──────── EXERCISE INPUTS ────────

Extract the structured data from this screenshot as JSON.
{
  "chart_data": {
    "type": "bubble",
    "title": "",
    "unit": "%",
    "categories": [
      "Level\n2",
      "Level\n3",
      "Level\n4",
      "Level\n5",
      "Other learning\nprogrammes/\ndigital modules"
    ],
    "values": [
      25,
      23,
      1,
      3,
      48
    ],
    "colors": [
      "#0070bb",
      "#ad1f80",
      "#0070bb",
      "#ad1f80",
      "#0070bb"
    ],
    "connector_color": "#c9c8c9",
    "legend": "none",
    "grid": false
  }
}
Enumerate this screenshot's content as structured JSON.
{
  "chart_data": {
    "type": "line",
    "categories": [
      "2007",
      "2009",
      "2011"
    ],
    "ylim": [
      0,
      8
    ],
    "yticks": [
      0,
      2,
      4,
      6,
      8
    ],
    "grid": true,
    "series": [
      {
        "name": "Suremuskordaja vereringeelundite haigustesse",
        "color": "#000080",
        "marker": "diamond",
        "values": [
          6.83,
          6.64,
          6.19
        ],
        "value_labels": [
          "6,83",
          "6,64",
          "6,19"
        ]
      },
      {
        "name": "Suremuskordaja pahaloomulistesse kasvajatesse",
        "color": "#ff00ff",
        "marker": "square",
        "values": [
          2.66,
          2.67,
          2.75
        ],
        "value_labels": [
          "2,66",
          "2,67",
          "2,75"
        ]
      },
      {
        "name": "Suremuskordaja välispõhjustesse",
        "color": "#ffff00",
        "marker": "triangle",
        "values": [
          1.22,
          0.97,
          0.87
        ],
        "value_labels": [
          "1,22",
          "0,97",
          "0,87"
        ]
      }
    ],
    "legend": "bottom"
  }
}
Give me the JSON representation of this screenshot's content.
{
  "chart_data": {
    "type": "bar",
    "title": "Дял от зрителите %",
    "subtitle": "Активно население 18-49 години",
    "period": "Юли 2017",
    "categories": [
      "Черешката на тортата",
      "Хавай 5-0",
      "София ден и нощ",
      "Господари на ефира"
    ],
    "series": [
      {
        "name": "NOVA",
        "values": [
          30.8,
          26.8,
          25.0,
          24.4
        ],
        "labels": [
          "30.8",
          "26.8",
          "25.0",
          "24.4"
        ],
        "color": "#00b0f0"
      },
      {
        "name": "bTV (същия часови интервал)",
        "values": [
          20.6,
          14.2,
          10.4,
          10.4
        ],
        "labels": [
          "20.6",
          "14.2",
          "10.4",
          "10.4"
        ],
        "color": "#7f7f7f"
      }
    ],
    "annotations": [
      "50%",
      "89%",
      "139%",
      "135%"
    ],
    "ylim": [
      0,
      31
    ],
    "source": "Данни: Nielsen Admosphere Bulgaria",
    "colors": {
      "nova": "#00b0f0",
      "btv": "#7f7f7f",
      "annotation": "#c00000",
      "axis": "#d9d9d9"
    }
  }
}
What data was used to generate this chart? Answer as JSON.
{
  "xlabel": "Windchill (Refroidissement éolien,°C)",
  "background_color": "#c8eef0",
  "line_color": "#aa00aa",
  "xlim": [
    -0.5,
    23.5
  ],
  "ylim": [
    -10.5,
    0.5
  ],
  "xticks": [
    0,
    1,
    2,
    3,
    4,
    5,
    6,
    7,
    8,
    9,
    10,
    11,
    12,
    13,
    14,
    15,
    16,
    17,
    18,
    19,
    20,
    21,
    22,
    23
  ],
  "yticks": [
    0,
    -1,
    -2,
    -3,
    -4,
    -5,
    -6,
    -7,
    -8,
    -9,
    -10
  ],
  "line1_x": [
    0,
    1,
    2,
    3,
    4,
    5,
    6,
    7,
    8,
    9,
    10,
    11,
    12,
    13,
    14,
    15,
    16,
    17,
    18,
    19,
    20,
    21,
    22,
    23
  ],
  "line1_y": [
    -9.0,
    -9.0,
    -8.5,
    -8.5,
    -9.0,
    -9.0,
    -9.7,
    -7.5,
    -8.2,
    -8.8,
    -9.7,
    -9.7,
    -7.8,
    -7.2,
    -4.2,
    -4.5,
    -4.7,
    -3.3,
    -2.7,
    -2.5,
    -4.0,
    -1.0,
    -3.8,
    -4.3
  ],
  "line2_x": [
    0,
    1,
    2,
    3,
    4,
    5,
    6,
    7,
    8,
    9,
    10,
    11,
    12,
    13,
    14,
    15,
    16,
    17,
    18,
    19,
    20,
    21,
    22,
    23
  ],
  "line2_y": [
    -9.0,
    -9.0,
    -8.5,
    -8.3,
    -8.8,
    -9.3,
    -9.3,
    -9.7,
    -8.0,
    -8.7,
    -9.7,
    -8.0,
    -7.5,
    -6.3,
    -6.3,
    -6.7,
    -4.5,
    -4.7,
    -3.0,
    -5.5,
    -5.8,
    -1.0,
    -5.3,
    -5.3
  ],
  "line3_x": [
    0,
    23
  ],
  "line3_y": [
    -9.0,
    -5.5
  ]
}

────────

WORK TO BE COMPLETED:
Extract all of the data above without altering anything.

THE SOLUTION:
Extract the structured data from this screenshot as JSON.
{
  "chart_data": {
    "type": "bubble",
    "title": "",
    "unit": "%",
    "categories": [
      "Level\n2",
      "Level\n3",
      "Level\n4",
      "Level\n5",
      "Other learning\nprogrammes/\ndigital modules"
    ],
    "values": [
      25,
      23,
      1,
      3,
      48
    ],
    "colors": [
      "#0070bb",
      "#ad1f80",
      "#0070bb",
      "#ad1f80",
      "#0070bb"
    ],
    "connector_color": "#c9c8c9",
    "legend": "none",
    "grid": false
  }
}
Enumerate this screenshot's content as structured JSON.
{
  "chart_data": {
    "type": "line",
    "categories": [
      "2007",
      "2009",
      "2011"
    ],
    "ylim": [
      0,
      8
    ],
    "yticks": [
      0,
      2,
      4,
      6,
      8
    ],
    "grid": true,
    "series": [
      {
        "name": "Suremuskordaja vereringeelundite haigustesse",
        "color": "#000080",
        "marker": "diamond",
        "values": [
          6.83,
          6.64,
          6.19
        ],
        "value_labels": [
          "6,83",
          "6,64",
          "6,19"
        ]
      },
      {
        "name": "Suremuskordaja pahaloomulistesse kasvajatesse",
        "color": "#ff00ff",
        "marker": "square",
        "values": [
          2.66,
          2.67,
          2.75
        ],
        "value_labels": [
          "2,66",
          "2,67",
          "2,75"
        ]
      },
      {
        "name": "Suremuskordaja välispõhjustesse",
        "color": "#ffff00",
        "marker": "triangle",
        "values": [
          1.22,
          0.97,
          0.87
        ],
        "value_labels": [
          "1,22",
          "0,97",
          "0,87"
        ]
      }
    ],
    "legend": "bottom"
  }
}
Give me the JSON representation of this screenshot's content.
{
  "chart_data": {
    "type": "bar",
    "title": "Дял от зрителите %",
    "subtitle": "Активно население 18-49 години",
    "period": "Юли 2017",
    "categories": [
      "Черешката на тортата",
      "Хавай 5-0",
      "София ден и нощ",
      "Господари на ефира"
    ],
    "series": [
      {
        "name": "NOVA",
        "values": [
          30.8,
          26.8,
          25.0,
          24.4
        ],
        "labels": [
          "30.8",
          "26.8",
          "25.0",
          "24.4"
        ],
        "color": "#00b0f0"
      },
      {
        "name": "bTV (същия часови интервал)",
        "values": [
          20.6,
          14.2,
          10.4,
          10.4
        ],
        "labels": [
          "20.6",
          "14.2",
          "10.4",
          "10.4"
        ],
        "color": "#7f7f7f"
      }
    ],
    "annotations": [
      "50%",
      "89%",
      "139%",
      "135%"
    ],
    "ylim": [
      0,
      31
    ],
    "source": "Данни: Nielsen Admosphere Bulgaria",
    "colors": {
      "nova": "#00b0f0",
      "btv": "#7f7f7f",
      "annotation": "#c00000",
      "axis": "#d9d9d9"
    }
  }
}
What data was used to generate this chart? Answer as JSON.
{
  "xlabel": "Windchill (Refroidissement éolien,°C)",
  "background_color": "#c8eef0",
  "line_color": "#aa00aa",
  "xlim": [
    -0.5,
    23.5
  ],
  "ylim": [
    -10.5,
    0.5
  ],
  "xticks": [
    0,
    1,
    2,
    3,
    4,
    5,
    6,
    7,
    8,
    9,
    10,
    11,
    12,
    13,
    14,
    15,
    16,
    17,
    18,
    19,
    20,
    21,
    22,
    23
  ],
  "yticks": [
    0,
    -1,
    -2,
    -3,
    -4,
    -5,
    -6,
    -7,
    -8,
    -9,
    -10
  ],
  "line1_x": [
    0,
    1,
    2,
    3,
    4,
    5,
    6,
    7,
    8,
    9,
    10,
    11,
    12,
    13,
    14,
    15,
    16,
    17,
    18,
    19,
    20,
    21,
    22,
    23
  ],
  "line1_y": [
    -9.0,
    -9.0,
    -8.5,
    -8.5,
    -9.0,
    -9.0,
    -9.7,
    -7.5,
    -8.2,
    -8.8,
    -9.7,
    -9.7,
    -7.8,
    -7.2,
    -4.2,
    -4.5,
    -4.7,
    -3.3,
    -2.7,
    -2.5,
    -4.0,
    -1.0,
    -3.8,
    -4.3
  ],
  "line2_x": [
    0,
    1,
    2,
    3,
    4,
    5,
    6,
    7,
    8,
    9,
    10,
    11,
    12,
    13,
    14,
    15,
    16,
    17,
    18,
    19,
    20,
    21,
    22,
    23
  ],
  "line2_y": [
    -9.0,
    -9.0,
    -8.5,
    -8.3,
    -8.8,
    -9.3,
    -9.3,
    -9.7,
    -8.0,
    -8.7,
    -9.7,
    -8.0,
    -7.5,
    -6.3,
    -6.3,
    -6.7,
    -4.5,
    -4.7,
    -3.0,
    -5.5,
    -5.8,
    -1.0,
    -5.3,
    -5.3
  ],
  "line3_x": [
    0,
    23
  ],
  "line3_y": [
    -9.0,
    -5.5
  ]
}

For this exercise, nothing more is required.